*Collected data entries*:
Content starts
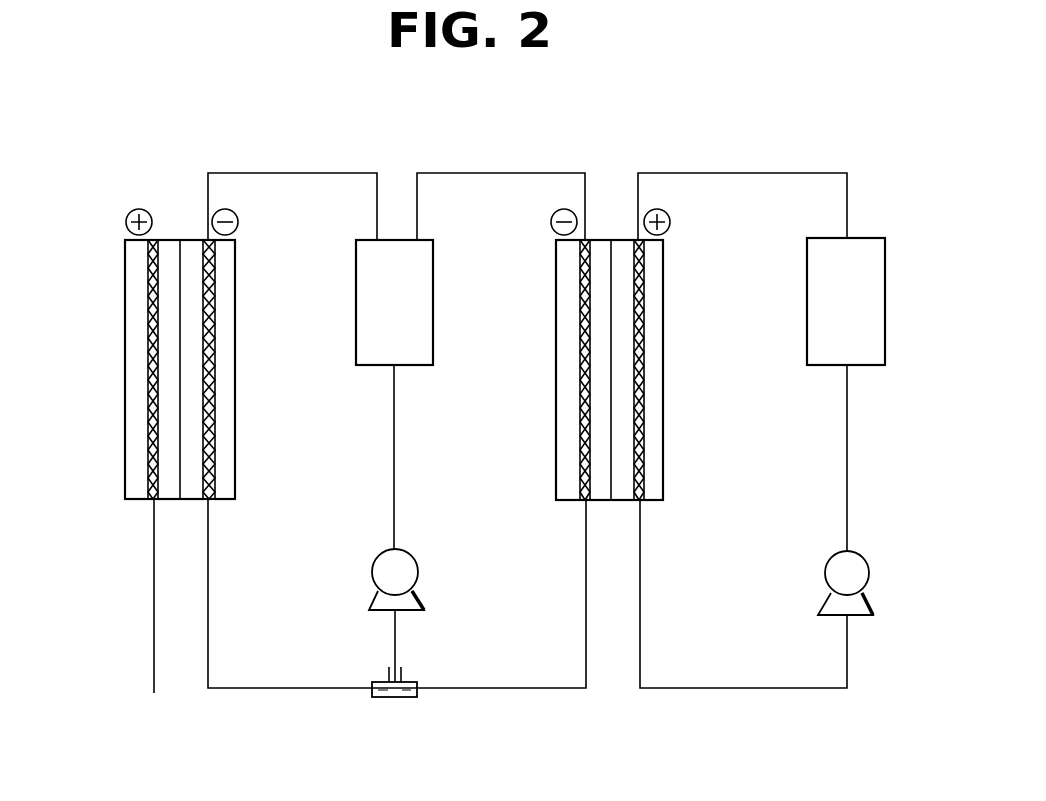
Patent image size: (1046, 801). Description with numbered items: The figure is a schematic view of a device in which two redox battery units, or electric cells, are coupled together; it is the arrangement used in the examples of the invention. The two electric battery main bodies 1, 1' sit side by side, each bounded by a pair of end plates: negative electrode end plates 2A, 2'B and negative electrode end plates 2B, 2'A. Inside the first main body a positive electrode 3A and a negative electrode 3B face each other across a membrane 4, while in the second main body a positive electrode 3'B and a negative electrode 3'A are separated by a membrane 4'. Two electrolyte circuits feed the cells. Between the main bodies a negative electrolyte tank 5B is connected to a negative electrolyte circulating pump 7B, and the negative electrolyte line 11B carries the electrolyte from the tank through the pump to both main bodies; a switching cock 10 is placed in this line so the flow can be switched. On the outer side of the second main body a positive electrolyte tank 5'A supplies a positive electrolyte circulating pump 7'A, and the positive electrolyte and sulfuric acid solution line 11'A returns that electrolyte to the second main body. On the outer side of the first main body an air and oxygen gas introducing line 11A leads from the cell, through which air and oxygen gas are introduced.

The electric battery main body 1 is at (180, 379).
The electric battery main body 1' is at (615, 363).
The negative electrode end plate 2A is at (125, 305).
The negative electrode end plate 2B is at (235, 297).
The negative electrode end plate 2'A is at (530, 370).
The negative electrode end plate 2'B is at (694, 370).
The positive electrode 3A is at (150, 483).
The negative electrode 3B is at (212, 487).
The negative electrode 3'A is at (533, 371).
The positive electrode 3'B is at (690, 370).
The membrane 4 is at (229, 369).
The membrane 4' is at (668, 370).
The negative electrolyte tank 5B is at (394, 302).
The positive electrolyte tank 5'A is at (846, 301).
The negative electrolyte circulating pump 7B is at (376, 600).
The positive electrolyte circulating pump 7'A is at (809, 583).
The switching cock 10 is at (398, 697).
The air and oxygen gas introducing line 11A is at (154, 627).
The negative electrolyte line 11B is at (208, 632).
The positive electrolyte and sulfuric acid solution line 11'A is at (743, 526).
Content ends
*What you have to do*: Reproduce all of the entries exactly as they appear, though any picture they include must be omitted.

*Answer to the problem*:
Patent image size: (1046, 801). Description with numbered items: The figure is a schematic view of a device in which two redox battery units, or electric cells, are coupled together; it is the arrangement used in the examples of the invention. The two electric battery main bodies 1, 1' sit side by side, each bounded by a pair of end plates: negative electrode end plates 2A, 2'B and negative electrode end plates 2B, 2'A. Inside the first main body a positive electrode 3A and a negative electrode 3B face each other across a membrane 4, while in the second main body a positive electrode 3'B and a negative electrode 3'A are separated by a membrane 4'. Two electrolyte circuits feed the cells. Between the main bodies a negative electrolyte tank 5B is connected to a negative electrolyte circulating pump 7B, and the negative electrolyte line 11B carries the electrolyte from the tank through the pump to both main bodies; a switching cock 10 is placed in this line so the flow can be switched. On the outer side of the second main body a positive electrolyte tank 5'A supplies a positive electrolyte circulating pump 7'A, and the positive electrolyte and sulfuric acid solution line 11'A returns that electrolyte to the second main body. On the outer side of the first main body an air and oxygen gas introducing line 11A leads from the cell, through which air and oxygen gas are introduced.

The electric battery main body 1 is at (180, 379).
The electric battery main body 1' is at (615, 363).
The negative electrode end plate 2A is at (125, 305).
The negative electrode end plate 2B is at (235, 297).
The negative electrode end plate 2'A is at (530, 370).
The negative electrode end plate 2'B is at (694, 370).
The positive electrode 3A is at (150, 483).
The negative electrode 3B is at (212, 487).
The negative electrode 3'A is at (533, 371).
The positive electrode 3'B is at (690, 370).
The membrane 4 is at (229, 369).
The membrane 4' is at (668, 370).
The negative electrolyte tank 5B is at (394, 302).
The positive electrolyte tank 5'A is at (846, 301).
The negative electrolyte circulating pump 7B is at (376, 600).
The positive electrolyte circulating pump 7'A is at (809, 583).
The switching cock 10 is at (398, 697).
The air and oxygen gas introducing line 11A is at (154, 627).
The negative electrolyte line 11B is at (208, 632).
The positive electrolyte and sulfuric acid solution line 11'A is at (743, 526).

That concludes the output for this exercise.